What follows is a set of entries. Repeat them exactly, but not their pictures.
---------- Data extract
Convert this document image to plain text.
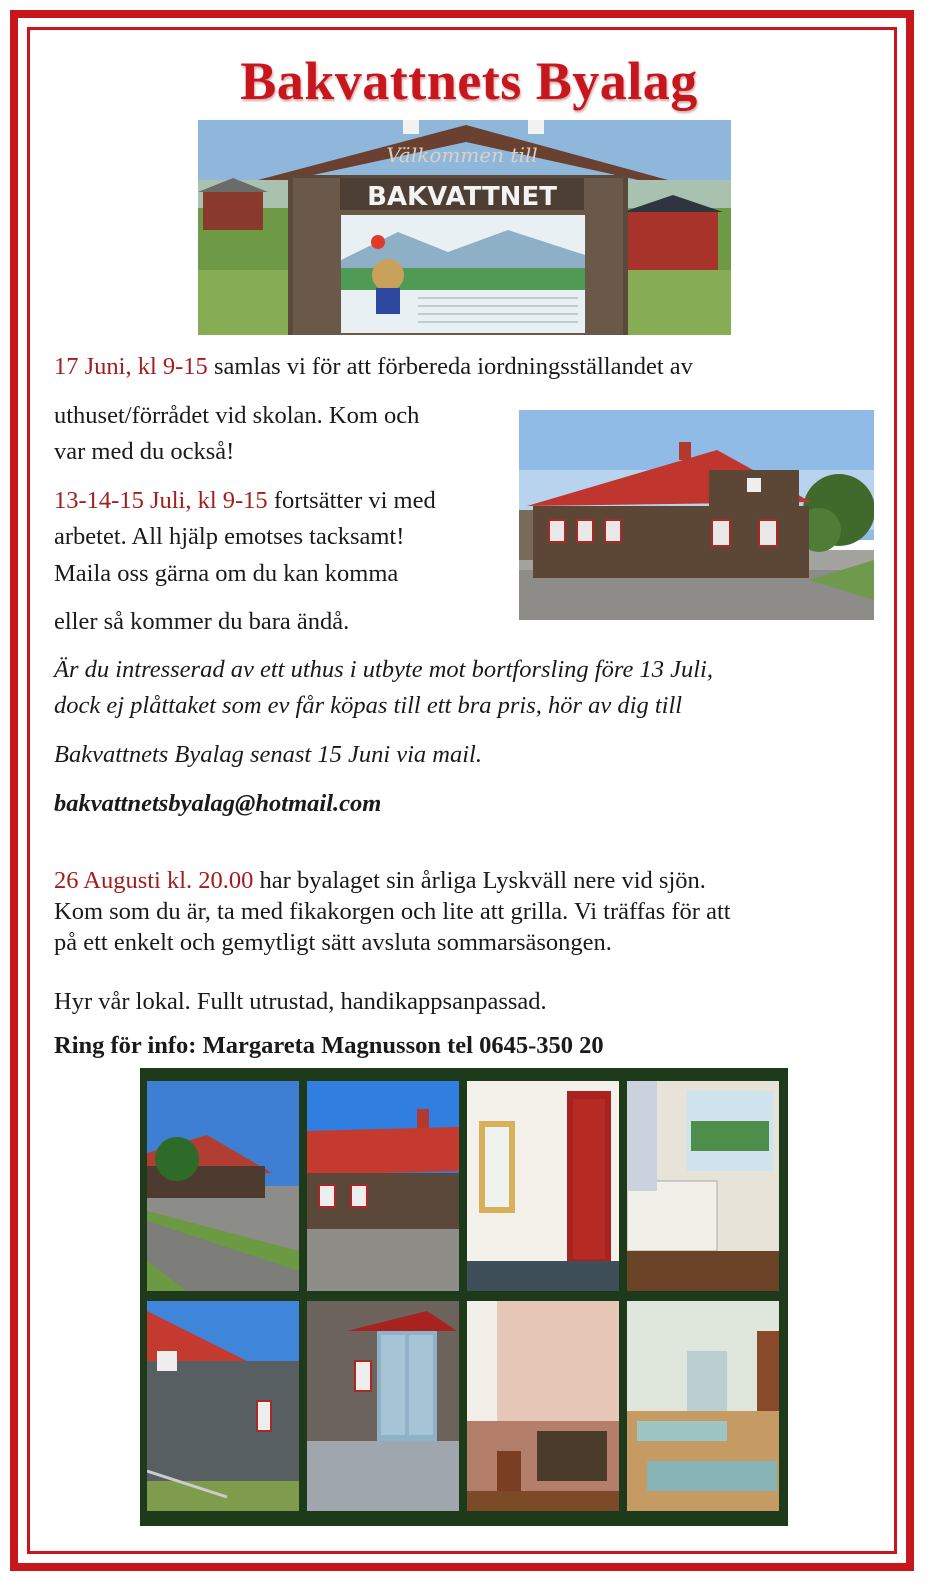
Bakvattnets Byalag
Välkommen till
BAKVATTNET
17 Juni, kl 9-15 samlas vi för att förbereda iordningsställandet av
uthuset/förrådet vid skolan. Kom och
var med du också!
13-14-15 Juli, kl 9-15 fortsätter vi med
arbetet. All hjälp emotses tacksamt!
Maila oss gärna om du kan komma
eller så kommer du bara ändå.
Är du intresserad av ett uthus i utbyte mot bortforsling före 13 Juli,
dock ej plåttaket som ev får köpas till ett bra pris, hör av dig till
Bakvattnets Byalag senast 15 Juni via mail.
bakvattnetsbyalag@hotmail.com
26 Augusti kl. 20.00 har byalaget sin årliga Lyskväll nere vid sjön.
Kom som du är, ta med fikakorgen och lite att grilla. Vi träffas för att
på ett enkelt och gemytligt sätt avsluta sommarsäsongen.
Hyr vår lokal. Fullt utrustad, handikappsanpassad.
Ring för info: Margareta Magnusson tel 0645-350 20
--------------------
## Exercise solution
Convert this document image to plain text.
Bakvattnets Byalag
Välkommen till
BAKVATTNET
17 Juni, kl 9-15 samlas vi för att förbereda iordningsställandet av
uthuset/förrådet vid skolan. Kom och
var med du också!
13-14-15 Juli, kl 9-15 fortsätter vi med
arbetet. All hjälp emotses tacksamt!
Maila oss gärna om du kan komma
eller så kommer du bara ändå.
Är du intresserad av ett uthus i utbyte mot bortforsling före 13 Juli,
dock ej plåttaket som ev får köpas till ett bra pris, hör av dig till
Bakvattnets Byalag senast 15 Juni via mail.
bakvattnetsbyalag@hotmail.com
26 Augusti kl. 20.00 har byalaget sin årliga Lyskväll nere vid sjön.
Kom som du är, ta med fikakorgen och lite att grilla. Vi träffas för att
på ett enkelt och gemytligt sätt avsluta sommarsäsongen.
Hyr vår lokal. Fullt utrustad, handikappsanpassad.
Ring för info: Margareta Magnusson tel 0645-350 20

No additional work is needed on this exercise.